*** Opening PASSAGE FOR REVIEW ***
Things aren't all that peachy in this new high speed world. We now know why so many companies have been shy about releasing SATA 6G SSDs. In order to reach the full potential of the flagship 256GB drive you need to use a full speed 6G SATA port. At this time you are pretty much limited to Sandy Bridge or a high performance SATA / SAS 6G controller card like the LSI 9260-8i that we routinely use for RAID articles. At this time the most common form of 6G is found on X58 motherboards that are paired with the Marvell 9128 SATA controller. Unfortunately the X58/Marvell combination won't offer enough bandwidth in most cases to run the Performance 3 256GB at it maximum potential.

 

You might have caught the 'most cases' part there. At CES 2011 we learned that GIGABYTE has worked some magic on the new G1 Gaming Killer motherboards, but at this time it is untested by our labs. We'll run the Performance 3 256GB drive on several different SATA 6G controllers and even SATA 3G from a native Intel chipset to see how it fairs in different combinations today.
*** Closing PASSAGE FOR REVIEW ***
*** Opening EXTRACTED RECORDS ***
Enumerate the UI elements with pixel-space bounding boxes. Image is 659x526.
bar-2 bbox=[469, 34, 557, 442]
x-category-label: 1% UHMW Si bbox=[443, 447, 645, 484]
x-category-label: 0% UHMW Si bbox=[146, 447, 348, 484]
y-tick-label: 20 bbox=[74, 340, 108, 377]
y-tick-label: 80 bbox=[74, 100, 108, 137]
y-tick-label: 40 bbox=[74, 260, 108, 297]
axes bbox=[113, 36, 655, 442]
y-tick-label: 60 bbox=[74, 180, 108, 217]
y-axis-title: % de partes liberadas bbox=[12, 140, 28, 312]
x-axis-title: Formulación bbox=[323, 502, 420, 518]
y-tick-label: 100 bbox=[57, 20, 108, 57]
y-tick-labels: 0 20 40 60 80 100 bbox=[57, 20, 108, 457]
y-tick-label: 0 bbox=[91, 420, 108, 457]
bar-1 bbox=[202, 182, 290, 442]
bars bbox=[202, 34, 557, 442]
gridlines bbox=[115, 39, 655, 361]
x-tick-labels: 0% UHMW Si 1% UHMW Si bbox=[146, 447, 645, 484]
*** Closing EXTRACTED RECORDS ***
### INSTRUCTIONS
• 1. Retype the passage on the SATA 6G SSD word for word, starting at "Things aren't all" and ending at "it maximum potential.".
• 2. Write what comes next in the passage on the SATA 6G SSD, picking up after its final sentence.

### RESULTS FOR THE EXERCISE
• 1.
Things aren't all that peachy in this new high speed world. We now know why so many companies have been shy about releasing SATA 6G SSDs. In order to reach the full potential of the flagship 256GB drive you need to use a full speed 6G SATA port. At this time you are pretty much limited to Sandy Bridge or a high performance SATA / SAS 6G controller card like the LSI 9260-8i that we routinely use for RAID articles. At this time the most common form of 6G is found on X58 motherboards that are paired with the Marvell 9128 SATA controller. Unfortunately the X58/Marvell combination won't offer enough bandwidth in most cases to run the Performance 3 256GB at it maximum potential.

• 2.
Going down the list, one area that sticks out is the power consumption rating. We've seen SandForce drives rated as low as .35 amps, but the Corsair Performance 3 256GB is rated at a full 1 amp. Power ratings are usually a nice round number and we rarely focus on them, but if a drive is rated at taking up more than 2x the amount of power, then it is something to consider when using an SSD in a notebook.

 

The rest of the information listed is pretty standard for SSDs. Corsair lists the high shock rating and 1.5 million hours of mean time between failure. Many SSDs carry similar ratings.

 

Not listed on the specification sheet is the Performance 3 Series' feature list. On Corsair's website we found this statement:

 

Most solid-state drives are fast right out of the box, but many of those same drives slow down over time. Corsair Performance 3 Series SSDs offer more robust background garbage collection for consistent read and write speeds from day 1 to day 101.

 

If you currently own a SSD then you know that SSDs slow down as they fill with data. Corsair is claiming the Performance 3 doesn't slow down. This is a huge announcement and something that has never been claimed before with SSDs. As a matter of fact, this opens the door to a new genre of performance testing and a whole new level in which SSDs need to be looked at.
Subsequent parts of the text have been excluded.